=== EXERCISE INPUTS ===
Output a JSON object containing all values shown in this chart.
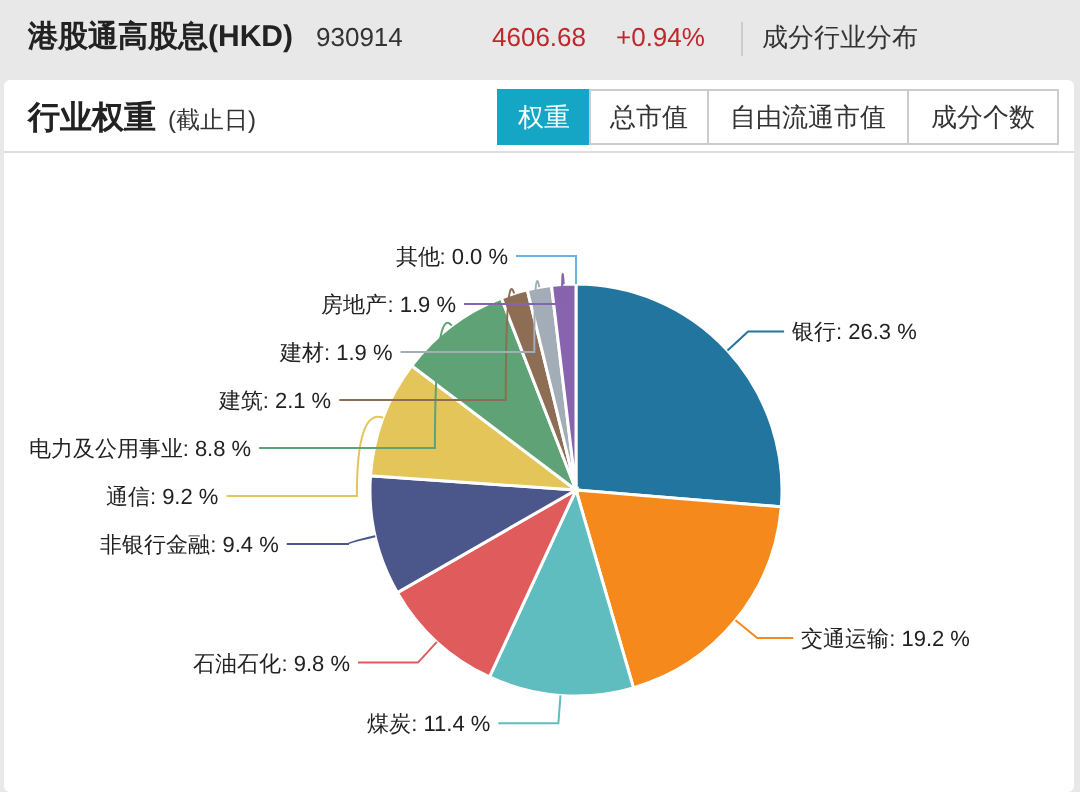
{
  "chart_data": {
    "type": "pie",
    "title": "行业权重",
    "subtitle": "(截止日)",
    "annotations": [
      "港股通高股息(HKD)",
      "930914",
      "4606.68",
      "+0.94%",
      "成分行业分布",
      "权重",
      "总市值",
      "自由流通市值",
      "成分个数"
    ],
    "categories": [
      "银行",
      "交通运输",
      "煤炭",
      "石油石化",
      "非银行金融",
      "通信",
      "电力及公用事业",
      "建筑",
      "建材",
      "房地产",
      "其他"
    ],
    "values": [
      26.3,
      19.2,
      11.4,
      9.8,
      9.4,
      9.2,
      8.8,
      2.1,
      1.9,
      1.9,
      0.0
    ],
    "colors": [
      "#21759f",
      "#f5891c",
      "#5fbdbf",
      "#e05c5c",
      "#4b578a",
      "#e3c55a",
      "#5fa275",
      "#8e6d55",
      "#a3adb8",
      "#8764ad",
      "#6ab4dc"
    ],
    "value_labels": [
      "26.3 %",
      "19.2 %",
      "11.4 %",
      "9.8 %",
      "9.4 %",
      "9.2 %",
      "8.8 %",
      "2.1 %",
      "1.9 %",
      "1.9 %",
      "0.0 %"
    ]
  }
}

--

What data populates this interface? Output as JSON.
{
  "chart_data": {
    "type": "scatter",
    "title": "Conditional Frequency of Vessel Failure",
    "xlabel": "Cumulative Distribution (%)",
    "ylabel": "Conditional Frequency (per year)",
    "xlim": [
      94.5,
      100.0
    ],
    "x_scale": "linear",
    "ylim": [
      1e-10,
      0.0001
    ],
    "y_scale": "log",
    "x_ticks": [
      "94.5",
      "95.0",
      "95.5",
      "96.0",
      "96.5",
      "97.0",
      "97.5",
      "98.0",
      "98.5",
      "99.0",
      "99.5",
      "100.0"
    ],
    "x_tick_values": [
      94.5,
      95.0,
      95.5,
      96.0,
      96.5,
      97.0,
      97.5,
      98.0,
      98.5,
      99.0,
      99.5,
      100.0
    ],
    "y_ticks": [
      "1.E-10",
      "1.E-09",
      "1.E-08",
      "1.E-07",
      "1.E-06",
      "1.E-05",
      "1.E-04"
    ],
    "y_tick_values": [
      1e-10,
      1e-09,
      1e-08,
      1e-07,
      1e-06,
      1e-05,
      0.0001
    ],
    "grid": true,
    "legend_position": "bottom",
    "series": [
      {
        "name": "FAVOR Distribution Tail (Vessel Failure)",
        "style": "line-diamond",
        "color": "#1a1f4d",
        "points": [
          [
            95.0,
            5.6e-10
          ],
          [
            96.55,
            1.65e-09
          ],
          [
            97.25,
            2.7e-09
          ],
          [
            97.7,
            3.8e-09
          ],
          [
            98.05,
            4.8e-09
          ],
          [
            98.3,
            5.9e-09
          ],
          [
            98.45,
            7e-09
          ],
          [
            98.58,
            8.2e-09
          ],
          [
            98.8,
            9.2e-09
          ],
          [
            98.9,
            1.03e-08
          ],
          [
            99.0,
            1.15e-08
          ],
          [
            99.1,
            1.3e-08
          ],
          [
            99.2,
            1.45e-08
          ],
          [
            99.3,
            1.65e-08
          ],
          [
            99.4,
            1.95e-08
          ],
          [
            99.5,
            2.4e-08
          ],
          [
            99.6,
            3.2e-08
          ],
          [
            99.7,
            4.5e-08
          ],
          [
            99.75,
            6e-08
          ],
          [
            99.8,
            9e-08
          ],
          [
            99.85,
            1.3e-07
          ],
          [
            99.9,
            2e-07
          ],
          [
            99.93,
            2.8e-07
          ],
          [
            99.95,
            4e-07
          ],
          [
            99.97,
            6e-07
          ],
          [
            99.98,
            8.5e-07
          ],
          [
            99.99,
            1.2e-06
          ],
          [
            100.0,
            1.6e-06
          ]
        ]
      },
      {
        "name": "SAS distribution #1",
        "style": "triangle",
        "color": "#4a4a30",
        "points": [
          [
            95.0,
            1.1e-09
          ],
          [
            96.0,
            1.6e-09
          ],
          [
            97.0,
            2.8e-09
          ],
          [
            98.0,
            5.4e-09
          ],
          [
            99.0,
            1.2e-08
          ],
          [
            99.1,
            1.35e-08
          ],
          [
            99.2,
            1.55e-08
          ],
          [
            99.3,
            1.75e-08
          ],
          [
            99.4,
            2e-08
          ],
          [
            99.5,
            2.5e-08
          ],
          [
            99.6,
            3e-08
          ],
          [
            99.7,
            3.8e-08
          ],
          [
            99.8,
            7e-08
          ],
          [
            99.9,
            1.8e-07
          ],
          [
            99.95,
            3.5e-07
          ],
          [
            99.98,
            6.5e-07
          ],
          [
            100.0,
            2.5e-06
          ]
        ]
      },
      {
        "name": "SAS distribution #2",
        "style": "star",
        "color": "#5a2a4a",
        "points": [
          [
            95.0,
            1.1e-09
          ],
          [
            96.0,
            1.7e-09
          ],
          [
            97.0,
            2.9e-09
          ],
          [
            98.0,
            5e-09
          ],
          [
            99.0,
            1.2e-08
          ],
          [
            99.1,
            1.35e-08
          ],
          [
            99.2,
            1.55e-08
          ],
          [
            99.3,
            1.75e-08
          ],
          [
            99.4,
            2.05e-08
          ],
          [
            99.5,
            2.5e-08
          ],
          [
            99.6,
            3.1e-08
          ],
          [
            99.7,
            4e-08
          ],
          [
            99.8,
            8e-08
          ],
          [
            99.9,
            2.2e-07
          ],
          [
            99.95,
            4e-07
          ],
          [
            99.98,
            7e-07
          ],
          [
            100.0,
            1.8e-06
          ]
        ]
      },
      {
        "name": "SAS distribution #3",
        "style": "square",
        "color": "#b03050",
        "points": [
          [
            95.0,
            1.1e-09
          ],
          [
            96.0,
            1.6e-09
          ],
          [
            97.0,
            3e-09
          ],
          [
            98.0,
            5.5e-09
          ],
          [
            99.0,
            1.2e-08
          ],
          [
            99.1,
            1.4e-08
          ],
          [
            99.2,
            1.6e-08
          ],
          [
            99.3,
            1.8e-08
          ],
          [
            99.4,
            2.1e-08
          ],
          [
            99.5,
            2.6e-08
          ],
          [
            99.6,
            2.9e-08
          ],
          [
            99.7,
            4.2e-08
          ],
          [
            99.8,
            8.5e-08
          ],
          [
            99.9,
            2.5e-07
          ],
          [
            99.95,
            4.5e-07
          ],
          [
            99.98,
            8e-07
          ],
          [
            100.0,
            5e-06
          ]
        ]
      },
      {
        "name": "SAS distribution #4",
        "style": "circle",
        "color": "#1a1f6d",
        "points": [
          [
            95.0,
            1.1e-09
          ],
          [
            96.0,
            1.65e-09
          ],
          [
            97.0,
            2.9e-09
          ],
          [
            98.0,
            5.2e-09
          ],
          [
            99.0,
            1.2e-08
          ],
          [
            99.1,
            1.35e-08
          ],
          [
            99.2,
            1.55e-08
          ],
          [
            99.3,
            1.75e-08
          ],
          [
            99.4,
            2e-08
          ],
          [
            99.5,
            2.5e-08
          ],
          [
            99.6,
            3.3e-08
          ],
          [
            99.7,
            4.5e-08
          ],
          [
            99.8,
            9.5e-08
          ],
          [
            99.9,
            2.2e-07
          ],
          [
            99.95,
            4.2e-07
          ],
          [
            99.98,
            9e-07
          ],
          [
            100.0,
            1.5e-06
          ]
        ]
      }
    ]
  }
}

...

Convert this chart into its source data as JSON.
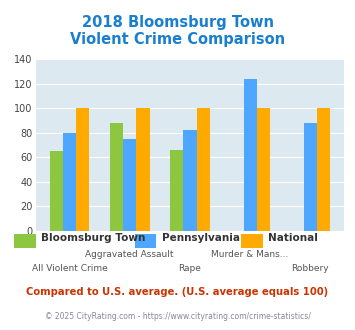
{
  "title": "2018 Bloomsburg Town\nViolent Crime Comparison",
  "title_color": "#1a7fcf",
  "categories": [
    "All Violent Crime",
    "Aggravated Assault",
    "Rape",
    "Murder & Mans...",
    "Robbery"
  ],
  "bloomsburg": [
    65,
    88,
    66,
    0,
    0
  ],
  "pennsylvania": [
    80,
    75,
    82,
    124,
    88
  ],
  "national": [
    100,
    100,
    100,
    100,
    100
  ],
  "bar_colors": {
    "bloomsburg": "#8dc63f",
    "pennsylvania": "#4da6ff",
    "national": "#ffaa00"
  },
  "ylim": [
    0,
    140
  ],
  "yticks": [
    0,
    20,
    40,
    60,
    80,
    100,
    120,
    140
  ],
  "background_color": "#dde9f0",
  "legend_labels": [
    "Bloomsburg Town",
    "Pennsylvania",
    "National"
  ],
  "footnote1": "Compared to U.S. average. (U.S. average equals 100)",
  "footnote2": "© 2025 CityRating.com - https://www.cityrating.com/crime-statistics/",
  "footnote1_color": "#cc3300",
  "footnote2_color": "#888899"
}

=== EXERCISE PROMPT ===
For each line above that contains the word "Frequency", copy that line.

=== ANSWER TO THE TASK ===
    "title": "Conditional Frequency of Vessel Failure",
    "ylabel": "Conditional Frequency (per year)",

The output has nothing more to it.